[Figure data in JSON]
== == ==

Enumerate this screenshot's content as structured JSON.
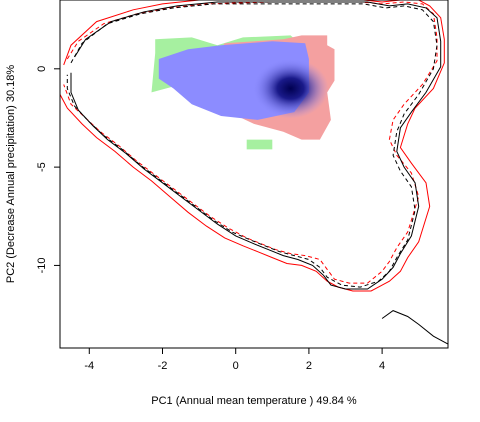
{
  "chart_data": {
    "type": "scatter",
    "xlabel": "PC1 (Annual mean temperature ) 49.84 %",
    "ylabel": "PC2 (Decrease Annual precipitation) 30.18%",
    "xlim": [
      -4.8,
      5.8
    ],
    "ylim": [
      -14.2,
      3.5
    ],
    "x_ticks": [
      -4,
      -2,
      0,
      2,
      4
    ],
    "y_ticks": [
      0,
      -5,
      -10
    ],
    "x_tick_labels": [
      "-4",
      "-2",
      "0",
      "2",
      "4"
    ],
    "y_tick_labels": [
      "0",
      "-5",
      "-10"
    ],
    "grid": false,
    "colors": {
      "blue_density": "#8c8cff",
      "blue_core": "#0a0a6a",
      "red_region": "#f4a0a0",
      "green_region": "#a6f0a0",
      "contour_red": "#ff0000",
      "contour_black": "#000000"
    },
    "regions": [
      {
        "color": "green_region",
        "points": [
          [
            -2.2,
            1.5
          ],
          [
            -1.2,
            1.6
          ],
          [
            -0.5,
            1.2
          ],
          [
            0.2,
            1.6
          ],
          [
            1.5,
            1.7
          ],
          [
            1.8,
            1.2
          ],
          [
            0.5,
            -2.4
          ],
          [
            -1.5,
            -0.8
          ],
          [
            -2.3,
            -1.2
          ],
          [
            -2.2,
            0.8
          ]
        ]
      },
      {
        "color": "green_region",
        "points": [
          [
            0.3,
            -3.6
          ],
          [
            1.0,
            -3.6
          ],
          [
            1.0,
            -4.1
          ],
          [
            0.3,
            -4.1
          ]
        ]
      },
      {
        "color": "red_region",
        "points": [
          [
            -0.3,
            1.3
          ],
          [
            1.3,
            1.5
          ],
          [
            1.8,
            1.7
          ],
          [
            2.5,
            1.7
          ],
          [
            2.5,
            1.2
          ],
          [
            2.7,
            1.0
          ],
          [
            2.7,
            -0.6
          ],
          [
            2.5,
            -1.2
          ],
          [
            2.6,
            -2.6
          ],
          [
            2.3,
            -3.6
          ],
          [
            1.8,
            -3.6
          ],
          [
            1.3,
            -3.2
          ],
          [
            0.5,
            -2.8
          ],
          [
            -1.0,
            -1.5
          ],
          [
            -0.6,
            0.4
          ]
        ]
      },
      {
        "color": "blue_density",
        "points": [
          [
            -2.1,
            0.5
          ],
          [
            -1.3,
            1.0
          ],
          [
            -0.4,
            1.2
          ],
          [
            1.0,
            1.4
          ],
          [
            1.9,
            1.3
          ],
          [
            2.0,
            0.5
          ],
          [
            2.0,
            -1.2
          ],
          [
            1.6,
            -2.2
          ],
          [
            0.6,
            -2.6
          ],
          [
            -0.4,
            -2.4
          ],
          [
            -1.2,
            -1.8
          ],
          [
            -1.7,
            -1.0
          ],
          [
            -2.1,
            -0.5
          ]
        ]
      }
    ],
    "density_center": [
      1.5,
      -1.0
    ],
    "contours": [
      {
        "color": "contour_red",
        "dash": "solid",
        "points": [
          [
            -4.7,
            0.2
          ],
          [
            -4.5,
            1.2
          ],
          [
            -3.8,
            2.4
          ],
          [
            -2.8,
            3.0
          ],
          [
            -2.0,
            3.3
          ],
          [
            -1.0,
            3.5
          ],
          [
            1.0,
            3.5
          ],
          [
            3.5,
            3.5
          ],
          [
            4.0,
            3.4
          ],
          [
            4.5,
            3.5
          ],
          [
            5.0,
            3.5
          ],
          [
            5.3,
            3.2
          ],
          [
            5.6,
            2.6
          ],
          [
            5.7,
            1.5
          ],
          [
            5.7,
            0.3
          ],
          [
            5.4,
            -1.0
          ],
          [
            4.9,
            -2.0
          ],
          [
            4.7,
            -2.8
          ],
          [
            4.5,
            -4.0
          ],
          [
            4.8,
            -4.8
          ],
          [
            5.2,
            -5.8
          ],
          [
            5.3,
            -7.0
          ],
          [
            5.0,
            -8.8
          ],
          [
            4.7,
            -9.6
          ],
          [
            4.5,
            -10.3
          ],
          [
            4.2,
            -10.8
          ],
          [
            3.7,
            -11.3
          ],
          [
            3.2,
            -11.3
          ],
          [
            2.8,
            -11.1
          ],
          [
            2.5,
            -10.8
          ],
          [
            2.2,
            -10.3
          ],
          [
            1.8,
            -10.0
          ],
          [
            1.4,
            -9.9
          ],
          [
            1.0,
            -9.6
          ],
          [
            0.6,
            -9.3
          ],
          [
            0.2,
            -9.0
          ],
          [
            -0.3,
            -8.6
          ],
          [
            -0.8,
            -8.0
          ],
          [
            -1.3,
            -7.3
          ],
          [
            -1.8,
            -6.5
          ],
          [
            -2.3,
            -5.7
          ],
          [
            -2.8,
            -5.0
          ],
          [
            -3.3,
            -4.2
          ],
          [
            -3.8,
            -3.5
          ],
          [
            -4.2,
            -2.8
          ],
          [
            -4.6,
            -2.0
          ],
          [
            -4.8,
            -1.3
          ]
        ]
      },
      {
        "color": "contour_red",
        "dash": "dashed",
        "points": [
          [
            -4.6,
            0.5
          ],
          [
            -4.3,
            1.4
          ],
          [
            -3.6,
            2.3
          ],
          [
            -2.7,
            2.8
          ],
          [
            -1.8,
            3.1
          ],
          [
            -0.8,
            3.3
          ],
          [
            1.0,
            3.4
          ],
          [
            3.4,
            3.4
          ],
          [
            4.0,
            3.3
          ],
          [
            4.6,
            3.4
          ],
          [
            5.1,
            3.3
          ],
          [
            5.4,
            2.8
          ],
          [
            5.5,
            1.6
          ],
          [
            5.5,
            0.4
          ],
          [
            5.1,
            -0.8
          ],
          [
            4.6,
            -1.8
          ],
          [
            4.3,
            -2.6
          ],
          [
            4.2,
            -3.6
          ],
          [
            4.4,
            -4.4
          ],
          [
            4.8,
            -5.3
          ],
          [
            5.0,
            -6.5
          ],
          [
            4.7,
            -8.3
          ],
          [
            4.4,
            -9.1
          ],
          [
            4.2,
            -9.8
          ],
          [
            4.0,
            -10.3
          ],
          [
            3.6,
            -10.9
          ],
          [
            3.1,
            -10.9
          ],
          [
            2.7,
            -10.7
          ],
          [
            2.5,
            -10.2
          ],
          [
            2.3,
            -9.7
          ],
          [
            1.9,
            -9.5
          ],
          [
            1.5,
            -9.4
          ],
          [
            1.1,
            -9.2
          ],
          [
            0.7,
            -8.9
          ],
          [
            0.3,
            -8.6
          ],
          [
            -0.2,
            -8.1
          ],
          [
            -0.7,
            -7.5
          ],
          [
            -1.2,
            -6.8
          ],
          [
            -1.7,
            -6.1
          ],
          [
            -2.2,
            -5.4
          ],
          [
            -2.7,
            -4.7
          ],
          [
            -3.2,
            -3.9
          ],
          [
            -3.7,
            -3.2
          ],
          [
            -4.1,
            -2.5
          ],
          [
            -4.5,
            -1.8
          ],
          [
            -4.7,
            -0.8
          ]
        ]
      },
      {
        "color": "contour_black",
        "dash": "solid",
        "points": [
          [
            -4.4,
            0.6
          ],
          [
            -4.1,
            1.5
          ],
          [
            -3.4,
            2.4
          ],
          [
            -2.5,
            2.9
          ],
          [
            -1.6,
            3.2
          ],
          [
            -0.5,
            3.4
          ],
          [
            1.2,
            3.4
          ],
          [
            3.6,
            3.4
          ],
          [
            4.2,
            3.2
          ],
          [
            4.7,
            3.3
          ],
          [
            5.2,
            3.1
          ],
          [
            5.5,
            2.6
          ],
          [
            5.6,
            1.4
          ],
          [
            5.6,
            0.1
          ],
          [
            5.2,
            -1.2
          ],
          [
            4.8,
            -2.2
          ],
          [
            4.5,
            -3.0
          ],
          [
            4.4,
            -4.2
          ],
          [
            4.6,
            -5.0
          ],
          [
            4.9,
            -5.8
          ],
          [
            5.0,
            -7.0
          ],
          [
            4.8,
            -8.5
          ],
          [
            4.5,
            -9.4
          ],
          [
            4.3,
            -10.1
          ],
          [
            4.0,
            -10.7
          ],
          [
            3.6,
            -11.2
          ],
          [
            3.0,
            -11.2
          ],
          [
            2.6,
            -11.0
          ],
          [
            2.4,
            -10.5
          ],
          [
            2.1,
            -10.0
          ],
          [
            1.7,
            -9.7
          ],
          [
            1.3,
            -9.5
          ],
          [
            0.9,
            -9.2
          ],
          [
            0.5,
            -8.9
          ],
          [
            0.0,
            -8.5
          ],
          [
            -0.5,
            -7.9
          ],
          [
            -1.0,
            -7.2
          ],
          [
            -1.5,
            -6.5
          ],
          [
            -2.0,
            -5.8
          ],
          [
            -2.5,
            -5.1
          ],
          [
            -3.0,
            -4.3
          ],
          [
            -3.5,
            -3.6
          ],
          [
            -3.9,
            -2.9
          ],
          [
            -4.3,
            -2.1
          ],
          [
            -4.5,
            -1.2
          ],
          [
            -4.5,
            -0.2
          ]
        ]
      },
      {
        "color": "contour_black",
        "dash": "dashed",
        "points": [
          [
            -4.5,
            0.3
          ],
          [
            -4.2,
            1.3
          ],
          [
            -3.5,
            2.3
          ],
          [
            -2.6,
            2.8
          ],
          [
            -1.7,
            3.1
          ],
          [
            -0.6,
            3.3
          ],
          [
            1.1,
            3.3
          ],
          [
            3.5,
            3.3
          ],
          [
            4.1,
            3.1
          ],
          [
            4.6,
            3.2
          ],
          [
            5.1,
            3.0
          ],
          [
            5.4,
            2.4
          ],
          [
            5.5,
            1.2
          ],
          [
            5.4,
            0.0
          ],
          [
            5.0,
            -1.3
          ],
          [
            4.6,
            -2.3
          ],
          [
            4.4,
            -3.2
          ],
          [
            4.3,
            -4.4
          ],
          [
            4.5,
            -5.2
          ],
          [
            4.8,
            -6.0
          ],
          [
            4.9,
            -7.2
          ],
          [
            4.7,
            -8.7
          ],
          [
            4.4,
            -9.6
          ],
          [
            4.2,
            -10.3
          ],
          [
            3.9,
            -10.8
          ],
          [
            3.4,
            -11.1
          ],
          [
            2.9,
            -11.0
          ],
          [
            2.5,
            -10.6
          ],
          [
            2.3,
            -10.1
          ],
          [
            2.0,
            -9.7
          ],
          [
            1.6,
            -9.5
          ],
          [
            1.2,
            -9.3
          ],
          [
            0.8,
            -9.0
          ],
          [
            0.4,
            -8.7
          ],
          [
            -0.1,
            -8.3
          ],
          [
            -0.6,
            -7.7
          ],
          [
            -1.1,
            -7.0
          ],
          [
            -1.6,
            -6.3
          ],
          [
            -2.1,
            -5.6
          ],
          [
            -2.6,
            -4.9
          ],
          [
            -3.1,
            -4.1
          ],
          [
            -3.6,
            -3.4
          ],
          [
            -4.0,
            -2.7
          ],
          [
            -4.4,
            -1.9
          ],
          [
            -4.6,
            -1.0
          ],
          [
            -4.6,
            -0.3
          ]
        ]
      },
      {
        "color": "contour_black",
        "dash": "solid",
        "points": [
          [
            4.0,
            -12.7
          ],
          [
            4.3,
            -12.3
          ],
          [
            4.7,
            -12.6
          ],
          [
            5.0,
            -13.0
          ],
          [
            5.4,
            -13.6
          ],
          [
            5.8,
            -14.0
          ]
        ]
      }
    ]
  }
}
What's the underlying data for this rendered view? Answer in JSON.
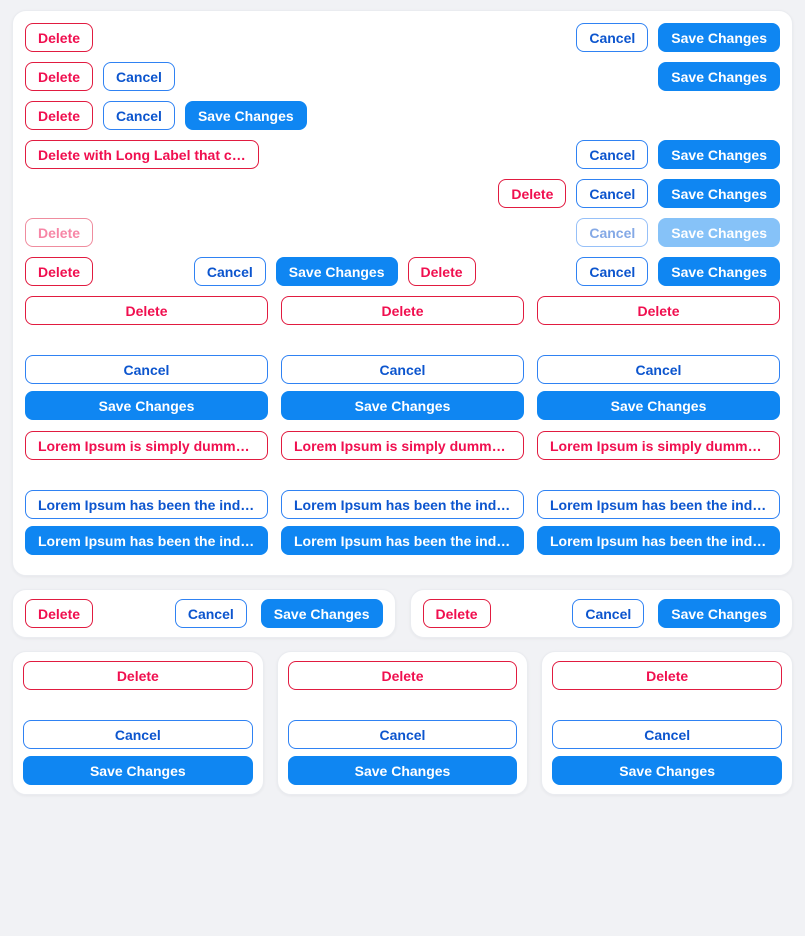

== == ==

### PROBLEM TO WORK ON
List all lines in the material containing the string "Annual".

### FULL OUTPUT
    "xlabel": "PC1 (Annual mean temperature ) 49.84 %",
    "ylabel": "PC2 (Decrease Annual precipitation) 30.18%",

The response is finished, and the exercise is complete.